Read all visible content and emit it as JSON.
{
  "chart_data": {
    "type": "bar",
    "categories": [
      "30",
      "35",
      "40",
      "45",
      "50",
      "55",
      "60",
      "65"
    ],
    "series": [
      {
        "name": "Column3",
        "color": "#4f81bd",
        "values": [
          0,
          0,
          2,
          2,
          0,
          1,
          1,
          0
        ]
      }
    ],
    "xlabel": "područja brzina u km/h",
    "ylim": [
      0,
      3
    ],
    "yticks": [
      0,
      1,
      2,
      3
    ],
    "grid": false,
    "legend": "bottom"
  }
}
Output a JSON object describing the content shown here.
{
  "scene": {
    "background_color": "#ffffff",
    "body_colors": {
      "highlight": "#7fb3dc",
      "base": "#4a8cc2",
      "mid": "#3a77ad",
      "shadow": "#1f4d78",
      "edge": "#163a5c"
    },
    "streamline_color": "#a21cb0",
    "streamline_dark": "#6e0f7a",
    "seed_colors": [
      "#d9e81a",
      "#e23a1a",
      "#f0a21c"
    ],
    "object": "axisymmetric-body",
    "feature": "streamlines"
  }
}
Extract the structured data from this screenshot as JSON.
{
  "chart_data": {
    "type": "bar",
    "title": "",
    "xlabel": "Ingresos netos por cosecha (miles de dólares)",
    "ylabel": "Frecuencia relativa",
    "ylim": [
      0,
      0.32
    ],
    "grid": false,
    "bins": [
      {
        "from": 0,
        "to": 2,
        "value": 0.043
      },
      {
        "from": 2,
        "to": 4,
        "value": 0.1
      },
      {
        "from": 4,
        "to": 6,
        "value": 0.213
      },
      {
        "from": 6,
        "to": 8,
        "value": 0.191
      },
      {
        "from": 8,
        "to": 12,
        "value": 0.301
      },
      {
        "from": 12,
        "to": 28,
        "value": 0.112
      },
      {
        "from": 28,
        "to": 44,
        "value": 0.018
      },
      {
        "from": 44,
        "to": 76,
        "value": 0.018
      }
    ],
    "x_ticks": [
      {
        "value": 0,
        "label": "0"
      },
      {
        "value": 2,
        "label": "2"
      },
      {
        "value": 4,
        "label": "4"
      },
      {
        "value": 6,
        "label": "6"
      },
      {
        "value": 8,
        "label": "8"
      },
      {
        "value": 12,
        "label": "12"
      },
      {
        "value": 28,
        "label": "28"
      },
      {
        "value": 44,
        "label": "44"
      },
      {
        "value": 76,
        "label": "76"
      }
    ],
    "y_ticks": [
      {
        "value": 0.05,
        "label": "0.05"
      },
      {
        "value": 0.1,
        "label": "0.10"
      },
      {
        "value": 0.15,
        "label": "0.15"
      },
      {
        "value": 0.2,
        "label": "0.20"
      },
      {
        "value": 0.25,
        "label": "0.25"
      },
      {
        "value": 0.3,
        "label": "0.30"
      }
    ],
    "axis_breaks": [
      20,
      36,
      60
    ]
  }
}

· · ·

• EXERCISE REQUIREMENTS
Repeat each record exactly. Omit nothing.

• EXERCISE RESPONSE
Read all visible content and emit it as JSON.
{
  "chart_data": {
    "type": "bar",
    "categories": [
      "30",
      "35",
      "40",
      "45",
      "50",
      "55",
      "60",
      "65"
    ],
    "series": [
      {
        "name": "Column3",
        "color": "#4f81bd",
        "values": [
          0,
          0,
          2,
          2,
          0,
          1,
          1,
          0
        ]
      }
    ],
    "xlabel": "područja brzina u km/h",
    "ylim": [
      0,
      3
    ],
    "yticks": [
      0,
      1,
      2,
      3
    ],
    "grid": false,
    "legend": "bottom"
  }
}
Output a JSON object describing the content shown here.
{
  "scene": {
    "background_color": "#ffffff",
    "body_colors": {
      "highlight": "#7fb3dc",
      "base": "#4a8cc2",
      "mid": "#3a77ad",
      "shadow": "#1f4d78",
      "edge": "#163a5c"
    },
    "streamline_color": "#a21cb0",
    "streamline_dark": "#6e0f7a",
    "seed_colors": [
      "#d9e81a",
      "#e23a1a",
      "#f0a21c"
    ],
    "object": "axisymmetric-body",
    "feature": "streamlines"
  }
}
Extract the structured data from this screenshot as JSON.
{
  "chart_data": {
    "type": "bar",
    "title": "",
    "xlabel": "Ingresos netos por cosecha (miles de dólares)",
    "ylabel": "Frecuencia relativa",
    "ylim": [
      0,
      0.32
    ],
    "grid": false,
    "bins": [
      {
        "from": 0,
        "to": 2,
        "value": 0.043
      },
      {
        "from": 2,
        "to": 4,
        "value": 0.1
      },
      {
        "from": 4,
        "to": 6,
        "value": 0.213
      },
      {
        "from": 6,
        "to": 8,
        "value": 0.191
      },
      {
        "from": 8,
        "to": 12,
        "value": 0.301
      },
      {
        "from": 12,
        "to": 28,
        "value": 0.112
      },
      {
        "from": 28,
        "to": 44,
        "value": 0.018
      },
      {
        "from": 44,
        "to": 76,
        "value": 0.018
      }
    ],
    "x_ticks": [
      {
        "value": 0,
        "label": "0"
      },
      {
        "value": 2,
        "label": "2"
      },
      {
        "value": 4,
        "label": "4"
      },
      {
        "value": 6,
        "label": "6"
      },
      {
        "value": 8,
        "label": "8"
      },
      {
        "value": 12,
        "label": "12"
      },
      {
        "value": 28,
        "label": "28"
      },
      {
        "value": 44,
        "label": "44"
      },
      {
        "value": 76,
        "label": "76"
      }
    ],
    "y_ticks": [
      {
        "value": 0.05,
        "label": "0.05"
      },
      {
        "value": 0.1,
        "label": "0.10"
      },
      {
        "value": 0.15,
        "label": "0.15"
      },
      {
        "value": 0.2,
        "label": "0.20"
      },
      {
        "value": 0.25,
        "label": "0.25"
      },
      {
        "value": 0.3,
        "label": "0.30"
      }
    ],
    "axis_breaks": [
      20,
      36,
      60
    ]
  }
}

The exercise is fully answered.